[Task objective] Will you write out all the entries below exactly?
>>>
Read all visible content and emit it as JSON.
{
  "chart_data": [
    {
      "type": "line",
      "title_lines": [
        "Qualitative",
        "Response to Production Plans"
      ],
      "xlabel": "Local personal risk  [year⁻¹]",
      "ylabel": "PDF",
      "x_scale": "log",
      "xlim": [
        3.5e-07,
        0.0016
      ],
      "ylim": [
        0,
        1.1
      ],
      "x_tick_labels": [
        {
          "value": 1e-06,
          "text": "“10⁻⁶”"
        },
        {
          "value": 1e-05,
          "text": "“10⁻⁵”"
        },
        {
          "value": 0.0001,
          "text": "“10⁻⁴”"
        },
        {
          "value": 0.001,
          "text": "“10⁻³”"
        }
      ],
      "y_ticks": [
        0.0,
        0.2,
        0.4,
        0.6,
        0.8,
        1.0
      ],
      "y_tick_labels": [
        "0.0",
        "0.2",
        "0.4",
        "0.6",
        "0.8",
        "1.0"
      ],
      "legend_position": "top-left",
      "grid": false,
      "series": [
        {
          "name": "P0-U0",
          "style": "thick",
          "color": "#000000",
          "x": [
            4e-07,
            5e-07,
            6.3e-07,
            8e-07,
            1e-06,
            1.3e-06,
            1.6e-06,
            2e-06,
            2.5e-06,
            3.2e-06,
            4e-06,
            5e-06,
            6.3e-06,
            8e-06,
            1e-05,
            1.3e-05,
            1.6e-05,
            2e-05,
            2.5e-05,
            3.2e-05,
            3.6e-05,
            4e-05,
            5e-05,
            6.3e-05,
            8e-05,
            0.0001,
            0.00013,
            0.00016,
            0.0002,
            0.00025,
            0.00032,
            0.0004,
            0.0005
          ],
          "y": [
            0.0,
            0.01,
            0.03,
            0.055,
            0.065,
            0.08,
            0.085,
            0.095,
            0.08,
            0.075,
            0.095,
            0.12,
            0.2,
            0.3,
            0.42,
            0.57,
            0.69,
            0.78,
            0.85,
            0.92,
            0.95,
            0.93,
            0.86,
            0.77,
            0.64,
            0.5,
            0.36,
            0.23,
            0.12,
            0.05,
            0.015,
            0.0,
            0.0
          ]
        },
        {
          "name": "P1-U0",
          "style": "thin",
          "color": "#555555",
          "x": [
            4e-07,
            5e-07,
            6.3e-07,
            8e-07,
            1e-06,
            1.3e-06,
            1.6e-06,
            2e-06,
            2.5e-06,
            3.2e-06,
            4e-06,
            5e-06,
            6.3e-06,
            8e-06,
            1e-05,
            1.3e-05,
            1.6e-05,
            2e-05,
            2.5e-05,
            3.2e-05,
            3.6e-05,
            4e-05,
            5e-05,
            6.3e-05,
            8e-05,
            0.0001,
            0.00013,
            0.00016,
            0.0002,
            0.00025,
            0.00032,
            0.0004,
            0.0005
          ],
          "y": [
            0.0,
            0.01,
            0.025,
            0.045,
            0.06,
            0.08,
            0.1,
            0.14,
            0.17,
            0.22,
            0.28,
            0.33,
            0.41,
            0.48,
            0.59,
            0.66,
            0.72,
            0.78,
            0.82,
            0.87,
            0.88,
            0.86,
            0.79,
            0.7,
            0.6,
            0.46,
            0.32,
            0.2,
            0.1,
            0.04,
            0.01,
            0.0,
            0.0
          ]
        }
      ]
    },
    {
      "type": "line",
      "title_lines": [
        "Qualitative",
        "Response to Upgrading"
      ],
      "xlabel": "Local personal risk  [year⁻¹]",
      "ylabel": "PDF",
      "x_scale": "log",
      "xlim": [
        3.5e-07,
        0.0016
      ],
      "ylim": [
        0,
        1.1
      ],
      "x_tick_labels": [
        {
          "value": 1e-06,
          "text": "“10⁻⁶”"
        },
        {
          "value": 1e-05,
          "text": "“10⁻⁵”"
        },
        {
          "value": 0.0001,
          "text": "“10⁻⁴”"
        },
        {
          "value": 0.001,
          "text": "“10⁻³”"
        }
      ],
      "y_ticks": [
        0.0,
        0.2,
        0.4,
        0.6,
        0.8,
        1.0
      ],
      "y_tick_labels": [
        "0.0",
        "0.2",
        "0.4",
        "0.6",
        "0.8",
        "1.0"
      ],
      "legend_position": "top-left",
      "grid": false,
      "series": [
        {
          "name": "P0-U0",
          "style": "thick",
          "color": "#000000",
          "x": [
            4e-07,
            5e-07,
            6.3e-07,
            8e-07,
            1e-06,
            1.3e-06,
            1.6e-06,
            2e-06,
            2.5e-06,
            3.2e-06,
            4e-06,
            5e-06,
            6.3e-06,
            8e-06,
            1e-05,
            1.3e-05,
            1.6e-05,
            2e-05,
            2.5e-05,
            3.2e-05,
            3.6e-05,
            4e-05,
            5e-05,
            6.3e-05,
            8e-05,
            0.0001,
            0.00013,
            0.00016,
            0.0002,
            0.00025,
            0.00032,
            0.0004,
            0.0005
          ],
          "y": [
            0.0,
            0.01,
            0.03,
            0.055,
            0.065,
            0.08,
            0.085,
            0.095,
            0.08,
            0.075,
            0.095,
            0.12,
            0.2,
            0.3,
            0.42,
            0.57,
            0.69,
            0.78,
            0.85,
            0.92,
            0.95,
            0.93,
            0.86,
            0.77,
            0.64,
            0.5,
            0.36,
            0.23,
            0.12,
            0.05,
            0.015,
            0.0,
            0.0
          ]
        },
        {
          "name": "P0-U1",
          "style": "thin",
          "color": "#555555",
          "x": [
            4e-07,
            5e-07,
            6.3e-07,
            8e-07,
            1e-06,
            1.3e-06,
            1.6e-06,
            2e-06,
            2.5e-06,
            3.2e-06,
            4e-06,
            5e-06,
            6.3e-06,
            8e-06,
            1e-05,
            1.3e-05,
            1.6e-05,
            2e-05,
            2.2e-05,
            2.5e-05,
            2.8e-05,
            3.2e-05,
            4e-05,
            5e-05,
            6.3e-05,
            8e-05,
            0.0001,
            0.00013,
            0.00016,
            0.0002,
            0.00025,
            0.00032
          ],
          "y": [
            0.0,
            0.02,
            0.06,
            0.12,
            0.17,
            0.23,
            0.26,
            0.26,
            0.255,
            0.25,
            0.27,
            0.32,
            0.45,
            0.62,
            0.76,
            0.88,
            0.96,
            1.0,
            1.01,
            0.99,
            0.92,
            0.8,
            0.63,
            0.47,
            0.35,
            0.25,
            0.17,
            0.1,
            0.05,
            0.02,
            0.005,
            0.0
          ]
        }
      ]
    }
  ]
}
<<<
[Finished answer]
Read all visible content and emit it as JSON.
{
  "chart_data": [
    {
      "type": "line",
      "title_lines": [
        "Qualitative",
        "Response to Production Plans"
      ],
      "xlabel": "Local personal risk  [year⁻¹]",
      "ylabel": "PDF",
      "x_scale": "log",
      "xlim": [
        3.5e-07,
        0.0016
      ],
      "ylim": [
        0,
        1.1
      ],
      "x_tick_labels": [
        {
          "value": 1e-06,
          "text": "“10⁻⁶”"
        },
        {
          "value": 1e-05,
          "text": "“10⁻⁵”"
        },
        {
          "value": 0.0001,
          "text": "“10⁻⁴”"
        },
        {
          "value": 0.001,
          "text": "“10⁻³”"
        }
      ],
      "y_ticks": [
        0.0,
        0.2,
        0.4,
        0.6,
        0.8,
        1.0
      ],
      "y_tick_labels": [
        "0.0",
        "0.2",
        "0.4",
        "0.6",
        "0.8",
        "1.0"
      ],
      "legend_position": "top-left",
      "grid": false,
      "series": [
        {
          "name": "P0-U0",
          "style": "thick",
          "color": "#000000",
          "x": [
            4e-07,
            5e-07,
            6.3e-07,
            8e-07,
            1e-06,
            1.3e-06,
            1.6e-06,
            2e-06,
            2.5e-06,
            3.2e-06,
            4e-06,
            5e-06,
            6.3e-06,
            8e-06,
            1e-05,
            1.3e-05,
            1.6e-05,
            2e-05,
            2.5e-05,
            3.2e-05,
            3.6e-05,
            4e-05,
            5e-05,
            6.3e-05,
            8e-05,
            0.0001,
            0.00013,
            0.00016,
            0.0002,
            0.00025,
            0.00032,
            0.0004,
            0.0005
          ],
          "y": [
            0.0,
            0.01,
            0.03,
            0.055,
            0.065,
            0.08,
            0.085,
            0.095,
            0.08,
            0.075,
            0.095,
            0.12,
            0.2,
            0.3,
            0.42,
            0.57,
            0.69,
            0.78,
            0.85,
            0.92,
            0.95,
            0.93,
            0.86,
            0.77,
            0.64,
            0.5,
            0.36,
            0.23,
            0.12,
            0.05,
            0.015,
            0.0,
            0.0
          ]
        },
        {
          "name": "P1-U0",
          "style": "thin",
          "color": "#555555",
          "x": [
            4e-07,
            5e-07,
            6.3e-07,
            8e-07,
            1e-06,
            1.3e-06,
            1.6e-06,
            2e-06,
            2.5e-06,
            3.2e-06,
            4e-06,
            5e-06,
            6.3e-06,
            8e-06,
            1e-05,
            1.3e-05,
            1.6e-05,
            2e-05,
            2.5e-05,
            3.2e-05,
            3.6e-05,
            4e-05,
            5e-05,
            6.3e-05,
            8e-05,
            0.0001,
            0.00013,
            0.00016,
            0.0002,
            0.00025,
            0.00032,
            0.0004,
            0.0005
          ],
          "y": [
            0.0,
            0.01,
            0.025,
            0.045,
            0.06,
            0.08,
            0.1,
            0.14,
            0.17,
            0.22,
            0.28,
            0.33,
            0.41,
            0.48,
            0.59,
            0.66,
            0.72,
            0.78,
            0.82,
            0.87,
            0.88,
            0.86,
            0.79,
            0.7,
            0.6,
            0.46,
            0.32,
            0.2,
            0.1,
            0.04,
            0.01,
            0.0,
            0.0
          ]
        }
      ]
    },
    {
      "type": "line",
      "title_lines": [
        "Qualitative",
        "Response to Upgrading"
      ],
      "xlabel": "Local personal risk  [year⁻¹]",
      "ylabel": "PDF",
      "x_scale": "log",
      "xlim": [
        3.5e-07,
        0.0016
      ],
      "ylim": [
        0,
        1.1
      ],
      "x_tick_labels": [
        {
          "value": 1e-06,
          "text": "“10⁻⁶”"
        },
        {
          "value": 1e-05,
          "text": "“10⁻⁵”"
        },
        {
          "value": 0.0001,
          "text": "“10⁻⁴”"
        },
        {
          "value": 0.001,
          "text": "“10⁻³”"
        }
      ],
      "y_ticks": [
        0.0,
        0.2,
        0.4,
        0.6,
        0.8,
        1.0
      ],
      "y_tick_labels": [
        "0.0",
        "0.2",
        "0.4",
        "0.6",
        "0.8",
        "1.0"
      ],
      "legend_position": "top-left",
      "grid": false,
      "series": [
        {
          "name": "P0-U0",
          "style": "thick",
          "color": "#000000",
          "x": [
            4e-07,
            5e-07,
            6.3e-07,
            8e-07,
            1e-06,
            1.3e-06,
            1.6e-06,
            2e-06,
            2.5e-06,
            3.2e-06,
            4e-06,
            5e-06,
            6.3e-06,
            8e-06,
            1e-05,
            1.3e-05,
            1.6e-05,
            2e-05,
            2.5e-05,
            3.2e-05,
            3.6e-05,
            4e-05,
            5e-05,
            6.3e-05,
            8e-05,
            0.0001,
            0.00013,
            0.00016,
            0.0002,
            0.00025,
            0.00032,
            0.0004,
            0.0005
          ],
          "y": [
            0.0,
            0.01,
            0.03,
            0.055,
            0.065,
            0.08,
            0.085,
            0.095,
            0.08,
            0.075,
            0.095,
            0.12,
            0.2,
            0.3,
            0.42,
            0.57,
            0.69,
            0.78,
            0.85,
            0.92,
            0.95,
            0.93,
            0.86,
            0.77,
            0.64,
            0.5,
            0.36,
            0.23,
            0.12,
            0.05,
            0.015,
            0.0,
            0.0
          ]
        },
        {
          "name": "P0-U1",
          "style": "thin",
          "color": "#555555",
          "x": [
            4e-07,
            5e-07,
            6.3e-07,
            8e-07,
            1e-06,
            1.3e-06,
            1.6e-06,
            2e-06,
            2.5e-06,
            3.2e-06,
            4e-06,
            5e-06,
            6.3e-06,
            8e-06,
            1e-05,
            1.3e-05,
            1.6e-05,
            2e-05,
            2.2e-05,
            2.5e-05,
            2.8e-05,
            3.2e-05,
            4e-05,
            5e-05,
            6.3e-05,
            8e-05,
            0.0001,
            0.00013,
            0.00016,
            0.0002,
            0.00025,
            0.00032
          ],
          "y": [
            0.0,
            0.02,
            0.06,
            0.12,
            0.17,
            0.23,
            0.26,
            0.26,
            0.255,
            0.25,
            0.27,
            0.32,
            0.45,
            0.62,
            0.76,
            0.88,
            0.96,
            1.0,
            1.01,
            0.99,
            0.92,
            0.8,
            0.63,
            0.47,
            0.35,
            0.25,
            0.17,
            0.1,
            0.05,
            0.02,
            0.005,
            0.0
          ]
        }
      ]
    }
  ]
}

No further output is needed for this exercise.